- Do this
Copy out each line featuring the string "Beltrán" from the entries beneath.

- Records to process
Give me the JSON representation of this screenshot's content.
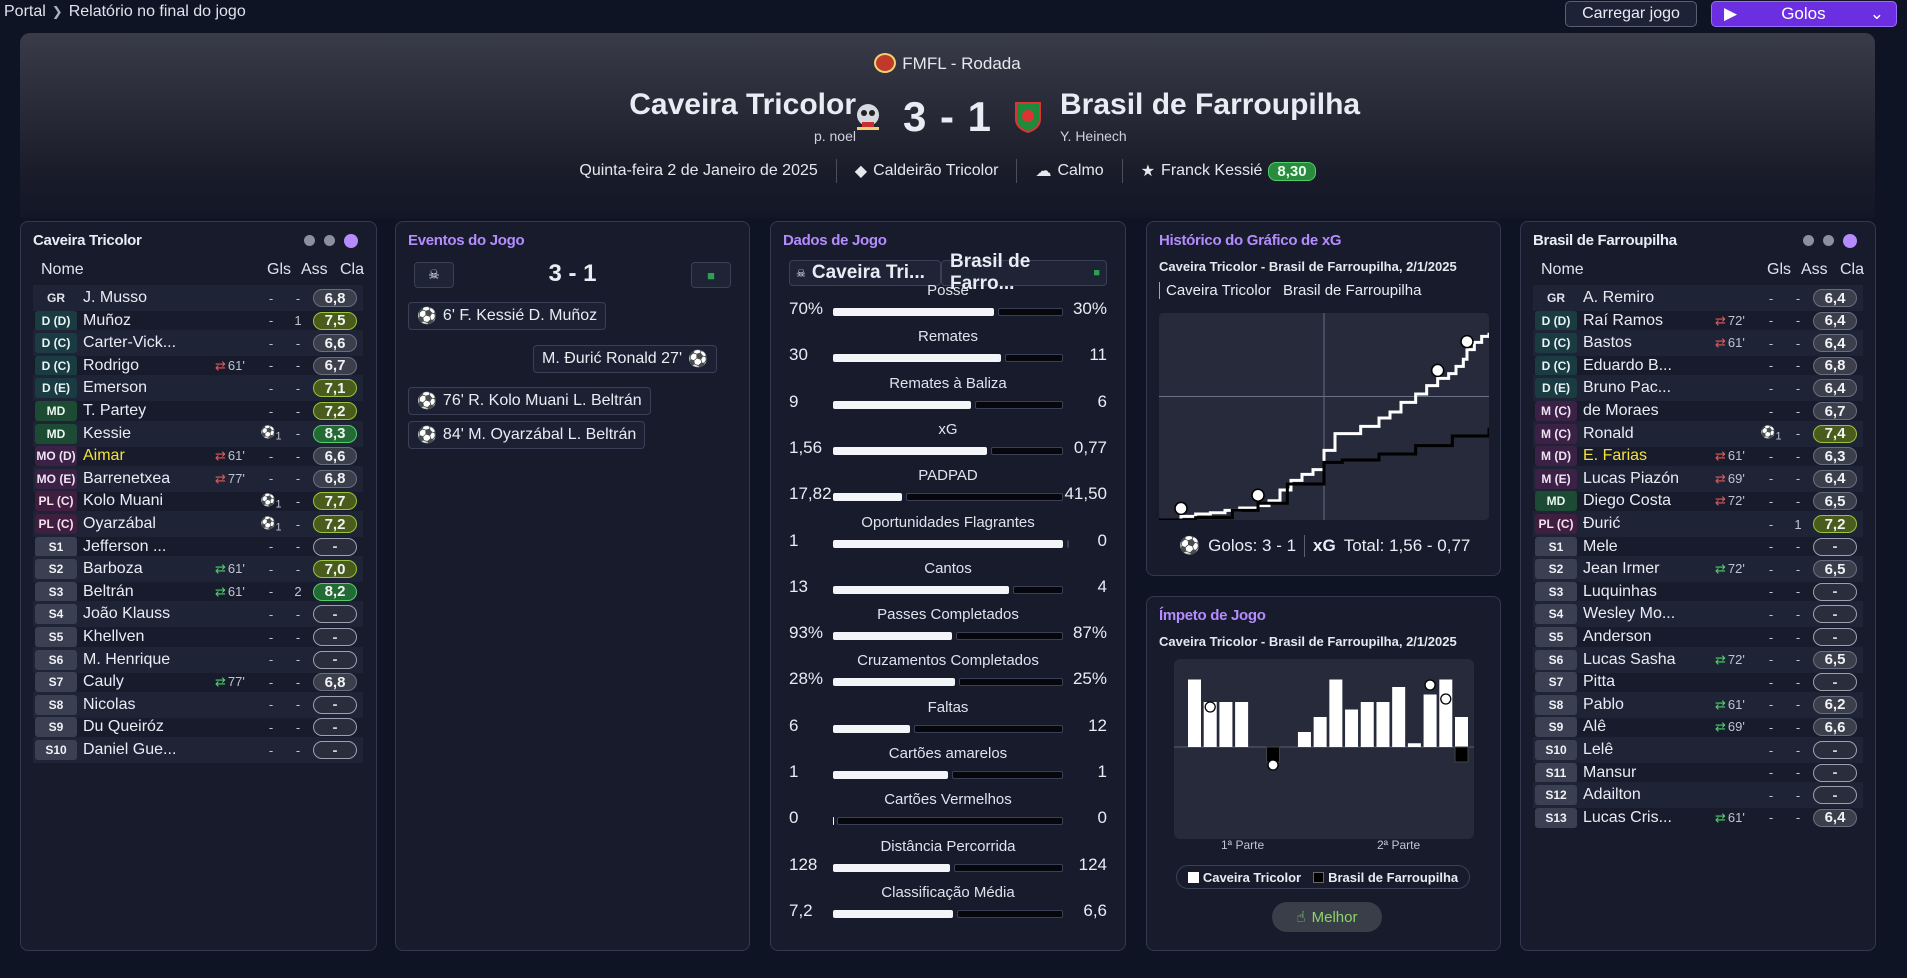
{
  "breadcrumb": {
    "root": "Portal",
    "current": "Relatório no final do jogo"
  },
  "toolbar": {
    "load_label": "Carregar jogo",
    "golos_label": "Golos"
  },
  "header": {
    "competition": "FMFL - Rodada",
    "home_team": "Caveira Tricolor",
    "away_team": "Brasil de Farroupilha",
    "home_manager": "p. noel",
    "away_manager": "Y. Heinech",
    "score": "3 - 1",
    "date": "Quinta-feira 2 de Janeiro de 2025",
    "stadium": "Caldeirão Tricolor",
    "weather": "Calmo",
    "motm": "Franck Kessié",
    "motm_rating": "8,30"
  },
  "home_panel": {
    "title": "Caveira Tricolor",
    "col_name": "Nome",
    "col_gls": "Gls",
    "col_ass": "Ass",
    "col_cla": "Cla",
    "rows": [
      {
        "pos": "GR",
        "name": "J. Musso",
        "sub": "",
        "gls": "-",
        "ass": "-",
        "cla": "6,8"
      },
      {
        "pos": "D (D)",
        "name": "Muñoz",
        "sub": "",
        "gls": "-",
        "ass": "1",
        "cla": "7,5"
      },
      {
        "pos": "D (C)",
        "name": "Carter-Vick...",
        "sub": "",
        "gls": "-",
        "ass": "-",
        "cla": "6,6"
      },
      {
        "pos": "D (C)",
        "name": "Rodrigo",
        "sub": "61'",
        "gls": "-",
        "ass": "-",
        "cla": "6,7"
      },
      {
        "pos": "D (E)",
        "name": "Emerson",
        "sub": "",
        "gls": "-",
        "ass": "-",
        "cla": "7,1"
      },
      {
        "pos": "MD",
        "name": "T. Partey",
        "sub": "",
        "gls": "-",
        "ass": "-",
        "cla": "7,2"
      },
      {
        "pos": "MD",
        "name": "Kessie",
        "sub": "",
        "gls": "1",
        "ass": "-",
        "cla": "8,3"
      },
      {
        "pos": "MO (D)",
        "name": "Aimar",
        "sub": "61'",
        "gls": "-",
        "ass": "-",
        "cla": "6,6"
      },
      {
        "pos": "MO (E)",
        "name": "Barrenetxea",
        "sub": "77'",
        "gls": "-",
        "ass": "-",
        "cla": "6,8"
      },
      {
        "pos": "PL (C)",
        "name": "Kolo Muani",
        "sub": "",
        "gls": "1",
        "ass": "-",
        "cla": "7,7"
      },
      {
        "pos": "PL (C)",
        "name": "Oyarzábal",
        "sub": "",
        "gls": "1",
        "ass": "-",
        "cla": "7,2"
      },
      {
        "pos": "S1",
        "name": "Jefferson ...",
        "sub": "",
        "gls": "-",
        "ass": "-",
        "cla": "-"
      },
      {
        "pos": "S2",
        "name": "Barboza",
        "sub": "61'",
        "gls": "-",
        "ass": "-",
        "cla": "7,0"
      },
      {
        "pos": "S3",
        "name": "Beltrán",
        "sub": "61'",
        "gls": "-",
        "ass": "2",
        "cla": "8,2"
      },
      {
        "pos": "S4",
        "name": "João Klauss",
        "sub": "",
        "gls": "-",
        "ass": "-",
        "cla": "-"
      },
      {
        "pos": "S5",
        "name": "Khellven",
        "sub": "",
        "gls": "-",
        "ass": "-",
        "cla": "-"
      },
      {
        "pos": "S6",
        "name": "M. Henrique",
        "sub": "",
        "gls": "-",
        "ass": "-",
        "cla": "-"
      },
      {
        "pos": "S7",
        "name": "Cauly",
        "sub": "77'",
        "gls": "-",
        "ass": "-",
        "cla": "6,8"
      },
      {
        "pos": "S8",
        "name": "Nicolas",
        "sub": "",
        "gls": "-",
        "ass": "-",
        "cla": "-"
      },
      {
        "pos": "S9",
        "name": "Du Queiróz",
        "sub": "",
        "gls": "-",
        "ass": "-",
        "cla": "-"
      },
      {
        "pos": "S10",
        "name": "Daniel Gue...",
        "sub": "",
        "gls": "-",
        "ass": "-",
        "cla": "-"
      }
    ]
  },
  "away_panel": {
    "title": "Brasil de Farroupilha",
    "col_name": "Nome",
    "col_gls": "Gls",
    "col_ass": "Ass",
    "col_cla": "Cla",
    "rows": [
      {
        "pos": "GR",
        "name": "A. Remiro",
        "sub": "",
        "gls": "-",
        "ass": "-",
        "cla": "6,4"
      },
      {
        "pos": "D (D)",
        "name": "Raí Ramos",
        "sub": "72'",
        "gls": "-",
        "ass": "-",
        "cla": "6,4"
      },
      {
        "pos": "D (C)",
        "name": "Bastos",
        "sub": "61'",
        "gls": "-",
        "ass": "-",
        "cla": "6,4"
      },
      {
        "pos": "D (C)",
        "name": "Eduardo B...",
        "sub": "",
        "gls": "-",
        "ass": "-",
        "cla": "6,8"
      },
      {
        "pos": "D (E)",
        "name": "Bruno Pac...",
        "sub": "",
        "gls": "-",
        "ass": "-",
        "cla": "6,4"
      },
      {
        "pos": "M (C)",
        "name": "de Moraes",
        "sub": "",
        "gls": "-",
        "ass": "-",
        "cla": "6,7"
      },
      {
        "pos": "M (C)",
        "name": "Ronald",
        "sub": "",
        "gls": "1",
        "ass": "-",
        "cla": "7,4"
      },
      {
        "pos": "M (D)",
        "name": "E. Farias",
        "sub": "61'",
        "gls": "-",
        "ass": "-",
        "cla": "6,3"
      },
      {
        "pos": "M (E)",
        "name": "Lucas Piazón",
        "sub": "69'",
        "gls": "-",
        "ass": "-",
        "cla": "6,4"
      },
      {
        "pos": "MD",
        "name": "Diego Costa",
        "sub": "72'",
        "gls": "-",
        "ass": "-",
        "cla": "6,5"
      },
      {
        "pos": "PL (C)",
        "name": "Đurić",
        "sub": "",
        "gls": "-",
        "ass": "1",
        "cla": "7,2"
      },
      {
        "pos": "S1",
        "name": "Mele",
        "sub": "",
        "gls": "-",
        "ass": "-",
        "cla": "-"
      },
      {
        "pos": "S2",
        "name": "Jean Irmer",
        "sub": "72'",
        "gls": "-",
        "ass": "-",
        "cla": "6,5"
      },
      {
        "pos": "S3",
        "name": "Luquinhas",
        "sub": "",
        "gls": "-",
        "ass": "-",
        "cla": "-"
      },
      {
        "pos": "S4",
        "name": "Wesley Mo...",
        "sub": "",
        "gls": "-",
        "ass": "-",
        "cla": "-"
      },
      {
        "pos": "S5",
        "name": "Anderson",
        "sub": "",
        "gls": "-",
        "ass": "-",
        "cla": "-"
      },
      {
        "pos": "S6",
        "name": "Lucas Sasha",
        "sub": "72'",
        "gls": "-",
        "ass": "-",
        "cla": "6,5"
      },
      {
        "pos": "S7",
        "name": "Pitta",
        "sub": "",
        "gls": "-",
        "ass": "-",
        "cla": "-"
      },
      {
        "pos": "S8",
        "name": "Pablo",
        "sub": "61'",
        "gls": "-",
        "ass": "-",
        "cla": "6,2"
      },
      {
        "pos": "S9",
        "name": "Alê",
        "sub": "69'",
        "gls": "-",
        "ass": "-",
        "cla": "6,6"
      },
      {
        "pos": "S10",
        "name": "Lelê",
        "sub": "",
        "gls": "-",
        "ass": "-",
        "cla": "-"
      },
      {
        "pos": "S11",
        "name": "Mansur",
        "sub": "",
        "gls": "-",
        "ass": "-",
        "cla": "-"
      },
      {
        "pos": "S12",
        "name": "Adailton",
        "sub": "",
        "gls": "-",
        "ass": "-",
        "cla": "-"
      },
      {
        "pos": "S13",
        "name": "Lucas Cris...",
        "sub": "61'",
        "gls": "-",
        "ass": "-",
        "cla": "6,4"
      }
    ]
  },
  "events": {
    "title": "Eventos do Jogo",
    "score": "3 - 1",
    "items": [
      {
        "text": "6'  F. Kessié  D. Muñoz",
        "side": "home"
      },
      {
        "text": "M. Đurić  Ronald  27'",
        "side": "away"
      },
      {
        "text": "76'  R. Kolo Muani  L. Beltrán",
        "side": "home"
      },
      {
        "text": "84'  M. Oyarzábal  L. Beltrán",
        "side": "home"
      }
    ]
  },
  "match_stats": {
    "title": "Dados de Jogo",
    "home_short": "Caveira Tri...",
    "away_short": "Brasil de Farro...",
    "rows": [
      {
        "label": "Posse",
        "home": "70%",
        "away": "30%",
        "hv": 70,
        "av": 30
      },
      {
        "label": "Remates",
        "home": "30",
        "away": "11",
        "hv": 30,
        "av": 11
      },
      {
        "label": "Remates à Baliza",
        "home": "9",
        "away": "6",
        "hv": 9,
        "av": 6
      },
      {
        "label": "xG",
        "home": "1,56",
        "away": "0,77",
        "hv": 1.56,
        "av": 0.77
      },
      {
        "label": "PADPAD",
        "home": "17,82",
        "away": "41,50",
        "hv": 17.82,
        "av": 41.5
      },
      {
        "label": "Oportunidades Flagrantes",
        "home": "1",
        "away": "0",
        "hv": 1,
        "av": 0
      },
      {
        "label": "Cantos",
        "home": "13",
        "away": "4",
        "hv": 13,
        "av": 4
      },
      {
        "label": "Passes Completados",
        "home": "93%",
        "away": "87%",
        "hv": 93,
        "av": 87
      },
      {
        "label": "Cruzamentos Completados",
        "home": "28%",
        "away": "25%",
        "hv": 28,
        "av": 25
      },
      {
        "label": "Faltas",
        "home": "6",
        "away": "12",
        "hv": 6,
        "av": 12
      },
      {
        "label": "Cartões amarelos",
        "home": "1",
        "away": "1",
        "hv": 1,
        "av": 1
      },
      {
        "label": "Cartões Vermelhos",
        "home": "0",
        "away": "0",
        "hv": 0,
        "av": 0
      },
      {
        "label": "Distância Percorrida",
        "home": "128",
        "away": "124",
        "hv": 128,
        "av": 124
      },
      {
        "label": "Classificação Média",
        "home": "7,2",
        "away": "6,6",
        "hv": 7.2,
        "av": 6.6
      }
    ]
  },
  "xg_chart": {
    "title": "Histórico do Gráfico de xG",
    "subtitle": "Caveira Tricolor - Brasil de Farroupilha, 2/1/2025",
    "tab_home": "Caveira Tricolor",
    "tab_away": "Brasil de Farroupilha",
    "goals_label": "Golos: 3 - 1",
    "xg_label": "xG",
    "xg_total": "Total: 1,56 - 0,77"
  },
  "momentum": {
    "title": "Ímpeto de Jogo",
    "subtitle": "Caveira Tricolor - Brasil de Farroupilha, 2/1/2025",
    "half1": "1ª Parte",
    "half2": "2ª Parte",
    "legend_home": "Caveira Tricolor",
    "legend_away": "Brasil de Farroupilha",
    "best_label": "Melhor"
  },
  "chart_data": [
    {
      "type": "line",
      "series": [
        {
          "name": "Caveira Tricolor",
          "x": [
            0,
            6,
            10,
            14,
            18,
            22,
            27,
            30,
            33,
            36,
            39,
            42,
            45,
            48,
            55,
            60,
            63,
            66,
            70,
            73,
            76,
            79,
            81,
            83,
            84,
            86,
            88,
            90
          ],
          "y": [
            0,
            0.03,
            0.05,
            0.06,
            0.08,
            0.1,
            0.12,
            0.16,
            0.25,
            0.33,
            0.38,
            0.42,
            0.58,
            0.72,
            0.78,
            0.85,
            0.9,
            0.98,
            1.05,
            1.12,
            1.18,
            1.22,
            1.28,
            1.34,
            1.42,
            1.48,
            1.53,
            1.56
          ]
        },
        {
          "name": "Brasil de Farroupilha",
          "x": [
            0,
            10,
            20,
            27,
            35,
            45,
            50,
            60,
            70,
            80,
            90
          ],
          "y": [
            0,
            0.02,
            0.08,
            0.14,
            0.3,
            0.48,
            0.5,
            0.55,
            0.62,
            0.7,
            0.77
          ]
        }
      ],
      "goals": [
        {
          "team": "Caveira Tricolor",
          "minute": 6
        },
        {
          "team": "Brasil de Farroupilha",
          "minute": 27
        },
        {
          "team": "Caveira Tricolor",
          "minute": 76
        },
        {
          "team": "Caveira Tricolor",
          "minute": 84
        }
      ]
    },
    {
      "type": "bar",
      "categories": [
        "1",
        "2",
        "3",
        "4",
        "5",
        "6",
        "7",
        "8",
        "9",
        "10",
        "11",
        "12",
        "13",
        "14",
        "15",
        "16",
        "17",
        "18"
      ],
      "series": [
        {
          "name": "Caveira Tricolor",
          "values": [
            9,
            6,
            6,
            6,
            0,
            0,
            0,
            2,
            4,
            9,
            5,
            6,
            6,
            8,
            0.5,
            7,
            9,
            4
          ]
        },
        {
          "name": "Brasil de Farroupilha",
          "values": [
            0,
            0,
            0,
            0,
            0,
            2,
            0,
            0,
            0,
            0,
            0,
            0,
            0,
            0,
            0,
            0,
            0,
            2
          ]
        }
      ]
    }
  ]
}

- Problem solution
        "name": "Beltrán",
        "text": "76'  R. Kolo Muani  L. Beltrán",
        "text": "84'  M. Oyarzábal  L. Beltrán",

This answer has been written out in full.